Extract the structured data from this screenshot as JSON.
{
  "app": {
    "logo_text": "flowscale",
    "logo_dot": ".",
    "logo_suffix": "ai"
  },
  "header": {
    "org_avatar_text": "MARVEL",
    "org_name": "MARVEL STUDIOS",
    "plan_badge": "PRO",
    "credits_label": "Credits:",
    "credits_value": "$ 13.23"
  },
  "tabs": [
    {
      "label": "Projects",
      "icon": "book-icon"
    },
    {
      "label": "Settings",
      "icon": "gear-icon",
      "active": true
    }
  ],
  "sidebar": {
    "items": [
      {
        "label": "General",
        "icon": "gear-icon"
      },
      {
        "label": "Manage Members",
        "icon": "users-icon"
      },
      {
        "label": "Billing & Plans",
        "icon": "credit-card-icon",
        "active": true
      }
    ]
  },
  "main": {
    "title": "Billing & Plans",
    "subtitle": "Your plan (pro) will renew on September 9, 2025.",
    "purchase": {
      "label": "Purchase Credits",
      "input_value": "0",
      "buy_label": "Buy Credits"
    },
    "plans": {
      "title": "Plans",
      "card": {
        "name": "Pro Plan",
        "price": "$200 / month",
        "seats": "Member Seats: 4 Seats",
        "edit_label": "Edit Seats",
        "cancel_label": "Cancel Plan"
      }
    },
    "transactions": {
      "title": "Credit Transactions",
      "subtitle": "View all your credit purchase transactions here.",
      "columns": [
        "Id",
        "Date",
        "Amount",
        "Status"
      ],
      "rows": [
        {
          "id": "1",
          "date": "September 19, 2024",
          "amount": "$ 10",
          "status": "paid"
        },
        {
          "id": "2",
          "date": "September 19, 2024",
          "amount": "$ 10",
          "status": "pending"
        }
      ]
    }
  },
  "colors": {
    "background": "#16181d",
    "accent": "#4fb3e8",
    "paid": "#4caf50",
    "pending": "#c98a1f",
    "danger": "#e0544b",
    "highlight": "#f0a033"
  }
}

________________

Exercise goal:
Print out all the entries precisely as written.

Output for this exercise:
Extract the structured data from this screenshot as JSON.
{
  "app": {
    "logo_text": "flowscale",
    "logo_dot": ".",
    "logo_suffix": "ai"
  },
  "header": {
    "org_avatar_text": "MARVEL",
    "org_name": "MARVEL STUDIOS",
    "plan_badge": "PRO",
    "credits_label": "Credits:",
    "credits_value": "$ 13.23"
  },
  "tabs": [
    {
      "label": "Projects",
      "icon": "book-icon"
    },
    {
      "label": "Settings",
      "icon": "gear-icon",
      "active": true
    }
  ],
  "sidebar": {
    "items": [
      {
        "label": "General",
        "icon": "gear-icon"
      },
      {
        "label": "Manage Members",
        "icon": "users-icon"
      },
      {
        "label": "Billing & Plans",
        "icon": "credit-card-icon",
        "active": true
      }
    ]
  },
  "main": {
    "title": "Billing & Plans",
    "subtitle": "Your plan (pro) will renew on September 9, 2025.",
    "purchase": {
      "label": "Purchase Credits",
      "input_value": "0",
      "buy_label": "Buy Credits"
    },
    "plans": {
      "title": "Plans",
      "card": {
        "name": "Pro Plan",
        "price": "$200 / month",
        "seats": "Member Seats: 4 Seats",
        "edit_label": "Edit Seats",
        "cancel_label": "Cancel Plan"
      }
    },
    "transactions": {
      "title": "Credit Transactions",
      "subtitle": "View all your credit purchase transactions here.",
      "columns": [
        "Id",
        "Date",
        "Amount",
        "Status"
      ],
      "rows": [
        {
          "id": "1",
          "date": "September 19, 2024",
          "amount": "$ 10",
          "status": "paid"
        },
        {
          "id": "2",
          "date": "September 19, 2024",
          "amount": "$ 10",
          "status": "pending"
        }
      ]
    }
  },
  "colors": {
    "background": "#16181d",
    "accent": "#4fb3e8",
    "paid": "#4caf50",
    "pending": "#c98a1f",
    "danger": "#e0544b",
    "highlight": "#f0a033"
  }
}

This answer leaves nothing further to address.